Directions
Copy nothing but the text: repeat each entry exactly and drop the images.

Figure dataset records
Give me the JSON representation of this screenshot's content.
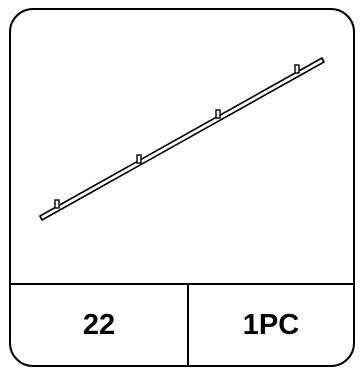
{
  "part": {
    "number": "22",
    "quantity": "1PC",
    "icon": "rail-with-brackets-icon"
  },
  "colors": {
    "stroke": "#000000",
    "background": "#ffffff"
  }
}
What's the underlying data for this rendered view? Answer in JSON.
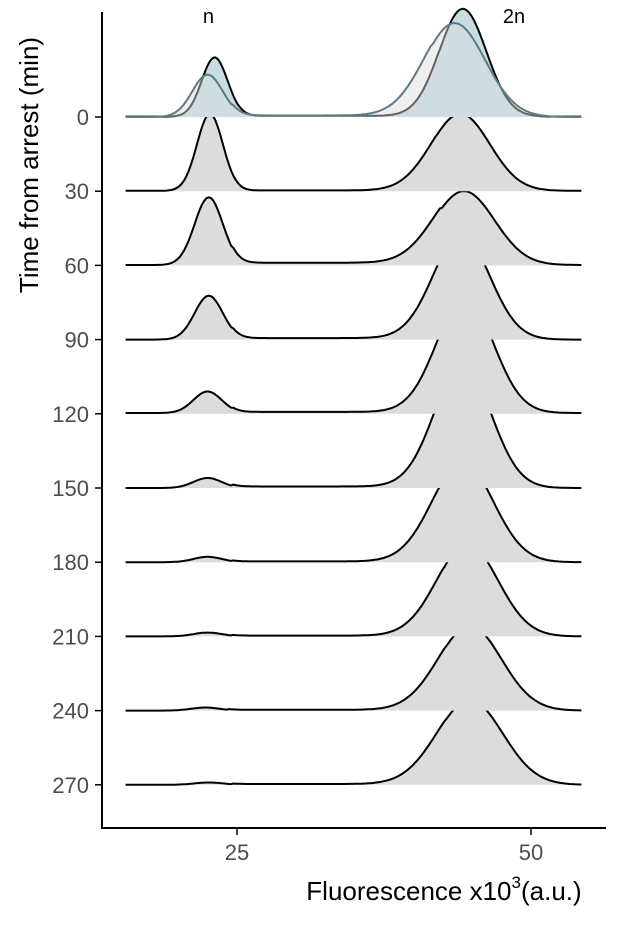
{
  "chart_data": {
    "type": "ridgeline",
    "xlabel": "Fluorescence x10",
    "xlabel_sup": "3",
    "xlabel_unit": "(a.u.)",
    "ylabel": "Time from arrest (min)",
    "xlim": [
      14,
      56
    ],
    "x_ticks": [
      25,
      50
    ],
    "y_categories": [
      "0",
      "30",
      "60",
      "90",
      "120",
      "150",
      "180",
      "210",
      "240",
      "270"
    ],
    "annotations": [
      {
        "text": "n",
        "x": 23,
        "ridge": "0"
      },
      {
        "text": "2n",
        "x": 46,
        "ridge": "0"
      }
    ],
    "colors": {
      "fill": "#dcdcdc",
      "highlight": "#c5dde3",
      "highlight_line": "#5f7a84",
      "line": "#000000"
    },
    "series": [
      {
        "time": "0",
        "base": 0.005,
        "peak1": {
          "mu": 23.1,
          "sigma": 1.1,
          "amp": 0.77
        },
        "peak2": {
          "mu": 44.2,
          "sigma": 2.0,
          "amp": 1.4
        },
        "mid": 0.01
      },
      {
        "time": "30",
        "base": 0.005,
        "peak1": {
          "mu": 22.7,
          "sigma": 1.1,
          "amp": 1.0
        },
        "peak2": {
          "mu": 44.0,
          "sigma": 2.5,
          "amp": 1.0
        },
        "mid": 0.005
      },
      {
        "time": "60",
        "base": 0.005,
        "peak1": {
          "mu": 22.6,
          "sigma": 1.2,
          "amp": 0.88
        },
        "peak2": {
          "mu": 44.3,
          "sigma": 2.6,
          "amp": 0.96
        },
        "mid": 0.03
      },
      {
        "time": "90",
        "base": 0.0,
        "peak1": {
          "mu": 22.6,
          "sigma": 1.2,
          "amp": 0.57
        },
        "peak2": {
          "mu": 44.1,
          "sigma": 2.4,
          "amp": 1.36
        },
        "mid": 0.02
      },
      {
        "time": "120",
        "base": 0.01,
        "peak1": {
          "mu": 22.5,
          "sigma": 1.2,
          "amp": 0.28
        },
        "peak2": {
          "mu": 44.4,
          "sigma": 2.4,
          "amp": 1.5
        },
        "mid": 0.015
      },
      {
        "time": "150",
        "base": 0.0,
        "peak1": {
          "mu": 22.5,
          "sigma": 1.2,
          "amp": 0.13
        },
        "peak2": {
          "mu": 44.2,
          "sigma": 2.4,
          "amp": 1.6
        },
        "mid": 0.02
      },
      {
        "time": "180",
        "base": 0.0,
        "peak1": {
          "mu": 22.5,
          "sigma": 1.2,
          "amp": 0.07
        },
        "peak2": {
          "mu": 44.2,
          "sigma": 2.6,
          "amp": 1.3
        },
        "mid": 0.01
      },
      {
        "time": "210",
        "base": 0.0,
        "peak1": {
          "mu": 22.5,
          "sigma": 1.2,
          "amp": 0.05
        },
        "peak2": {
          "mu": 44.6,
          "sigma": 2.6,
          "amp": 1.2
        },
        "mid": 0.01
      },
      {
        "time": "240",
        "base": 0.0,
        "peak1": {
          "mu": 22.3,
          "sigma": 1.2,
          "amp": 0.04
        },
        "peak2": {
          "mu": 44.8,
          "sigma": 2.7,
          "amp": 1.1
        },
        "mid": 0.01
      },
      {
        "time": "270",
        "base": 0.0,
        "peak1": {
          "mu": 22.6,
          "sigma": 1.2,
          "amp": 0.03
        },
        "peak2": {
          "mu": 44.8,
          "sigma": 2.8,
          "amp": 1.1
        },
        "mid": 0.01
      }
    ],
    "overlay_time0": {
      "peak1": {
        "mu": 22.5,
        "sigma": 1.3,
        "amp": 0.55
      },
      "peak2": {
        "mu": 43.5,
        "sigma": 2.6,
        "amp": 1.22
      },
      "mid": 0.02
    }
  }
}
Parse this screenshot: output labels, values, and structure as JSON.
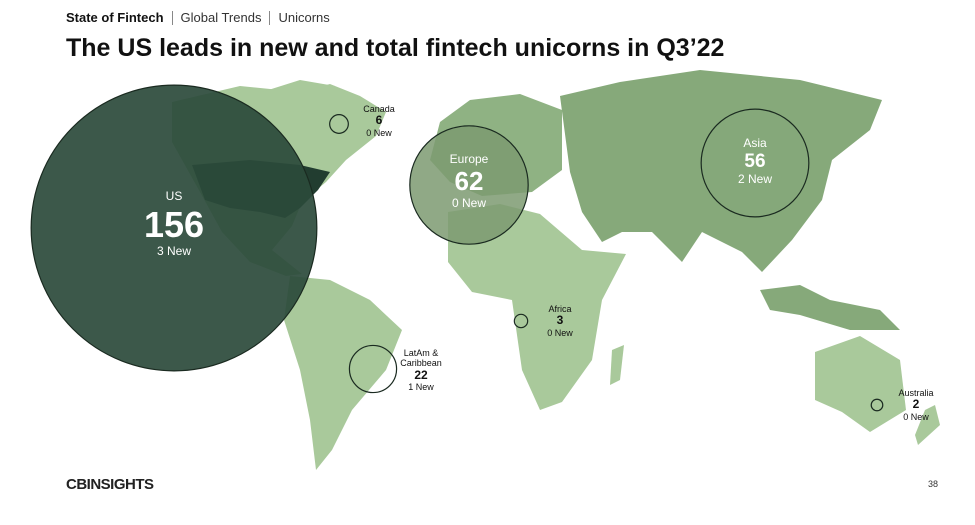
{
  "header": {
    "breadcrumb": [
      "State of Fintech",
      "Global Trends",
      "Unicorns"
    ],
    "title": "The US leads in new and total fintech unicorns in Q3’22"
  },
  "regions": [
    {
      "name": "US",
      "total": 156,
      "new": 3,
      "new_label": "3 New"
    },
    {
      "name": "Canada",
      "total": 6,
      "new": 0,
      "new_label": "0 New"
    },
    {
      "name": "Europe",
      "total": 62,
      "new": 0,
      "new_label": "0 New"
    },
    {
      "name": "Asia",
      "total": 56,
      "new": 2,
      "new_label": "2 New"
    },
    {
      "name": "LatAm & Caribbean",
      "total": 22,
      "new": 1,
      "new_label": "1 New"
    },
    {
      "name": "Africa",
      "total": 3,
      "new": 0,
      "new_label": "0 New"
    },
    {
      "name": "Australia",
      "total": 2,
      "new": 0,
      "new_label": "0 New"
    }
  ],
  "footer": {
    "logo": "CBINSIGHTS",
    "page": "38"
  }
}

Expected answer
Give me the JSON representation of this screenshot's content.
{
  "part": {
    "number": "22",
    "quantity": "1PC",
    "icon": "rail-with-brackets-icon"
  },
  "colors": {
    "stroke": "#000000",
    "background": "#ffffff"
  }
}
What's the underlying data for this rendered view? Answer in JSON.
{
  "chart_data": {
    "type": "ridgeline",
    "xlabel": "Fluorescence x10",
    "xlabel_sup": "3",
    "xlabel_unit": "(a.u.)",
    "ylabel": "Time from arrest (min)",
    "xlim": [
      14,
      56
    ],
    "x_ticks": [
      25,
      50
    ],
    "y_categories": [
      "0",
      "30",
      "60",
      "90",
      "120",
      "150",
      "180",
      "210",
      "240",
      "270"
    ],
    "annotations": [
      {
        "text": "n",
        "x": 23,
        "ridge": "0"
      },
      {
        "text": "2n",
        "x": 46,
        "ridge": "0"
      }
    ],
    "colors": {
      "fill": "#dcdcdc",
      "highlight": "#c5dde3",
      "highlight_line": "#5f7a84",
      "line": "#000000"
    },
    "series": [
      {
        "time": "0",
        "base": 0.005,
        "peak1": {
          "mu": 23.1,
          "sigma": 1.1,
          "amp": 0.77
        },
        "peak2": {
          "mu": 44.2,
          "sigma": 2.0,
          "amp": 1.4
        },
        "mid": 0.01
      },
      {
        "time": "30",
        "base": 0.005,
        "peak1": {
          "mu": 22.7,
          "sigma": 1.1,
          "amp": 1.0
        },
        "peak2": {
          "mu": 44.0,
          "sigma": 2.5,
          "amp": 1.0
        },
        "mid": 0.005
      },
      {
        "time": "60",
        "base": 0.005,
        "peak1": {
          "mu": 22.6,
          "sigma": 1.2,
          "amp": 0.88
        },
        "peak2": {
          "mu": 44.3,
          "sigma": 2.6,
          "amp": 0.96
        },
        "mid": 0.03
      },
      {
        "time": "90",
        "base": 0.0,
        "peak1": {
          "mu": 22.6,
          "sigma": 1.2,
          "amp": 0.57
        },
        "peak2": {
          "mu": 44.1,
          "sigma": 2.4,
          "amp": 1.36
        },
        "mid": 0.02
      },
      {
        "time": "120",
        "base": 0.01,
        "peak1": {
          "mu": 22.5,
          "sigma": 1.2,
          "amp": 0.28
        },
        "peak2": {
          "mu": 44.4,
          "sigma": 2.4,
          "amp": 1.5
        },
        "mid": 0.015
      },
      {
        "time": "150",
        "base": 0.0,
        "peak1": {
          "mu": 22.5,
          "sigma": 1.2,
          "amp": 0.13
        },
        "peak2": {
          "mu": 44.2,
          "sigma": 2.4,
          "amp": 1.6
        },
        "mid": 0.02
      },
      {
        "time": "180",
        "base": 0.0,
        "peak1": {
          "mu": 22.5,
          "sigma": 1.2,
          "amp": 0.07
        },
        "peak2": {
          "mu": 44.2,
          "sigma": 2.6,
          "amp": 1.3
        },
        "mid": 0.01
      },
      {
        "time": "210",
        "base": 0.0,
        "peak1": {
          "mu": 22.5,
          "sigma": 1.2,
          "amp": 0.05
        },
        "peak2": {
          "mu": 44.6,
          "sigma": 2.6,
          "amp": 1.2
        },
        "mid": 0.01
      },
      {
        "time": "240",
        "base": 0.0,
        "peak1": {
          "mu": 22.3,
          "sigma": 1.2,
          "amp": 0.04
        },
        "peak2": {
          "mu": 44.8,
          "sigma": 2.7,
          "amp": 1.1
        },
        "mid": 0.01
      },
      {
        "time": "270",
        "base": 0.0,
        "peak1": {
          "mu": 22.6,
          "sigma": 1.2,
          "amp": 0.03
        },
        "peak2": {
          "mu": 44.8,
          "sigma": 2.8,
          "amp": 1.1
        },
        "mid": 0.01
      }
    ],
    "overlay_time0": {
      "peak1": {
        "mu": 22.5,
        "sigma": 1.3,
        "amp": 0.55
      },
      "peak2": {
        "mu": 43.5,
        "sigma": 2.6,
        "amp": 1.22
      },
      "mid": 0.02
    }
  }
}
Parse this screenshot: output labels, values, and structure as JSON.
{
  "header": {
    "breadcrumb": [
      "State of Fintech",
      "Global Trends",
      "Unicorns"
    ],
    "title": "The US leads in new and total fintech unicorns in Q3’22"
  },
  "regions": [
    {
      "name": "US",
      "total": 156,
      "new": 3,
      "new_label": "3 New"
    },
    {
      "name": "Canada",
      "total": 6,
      "new": 0,
      "new_label": "0 New"
    },
    {
      "name": "Europe",
      "total": 62,
      "new": 0,
      "new_label": "0 New"
    },
    {
      "name": "Asia",
      "total": 56,
      "new": 2,
      "new_label": "2 New"
    },
    {
      "name": "LatAm & Caribbean",
      "total": 22,
      "new": 1,
      "new_label": "1 New"
    },
    {
      "name": "Africa",
      "total": 3,
      "new": 0,
      "new_label": "0 New"
    },
    {
      "name": "Australia",
      "total": 2,
      "new": 0,
      "new_label": "0 New"
    }
  ],
  "footer": {
    "logo": "CBINSIGHTS",
    "page": "38"
  }
}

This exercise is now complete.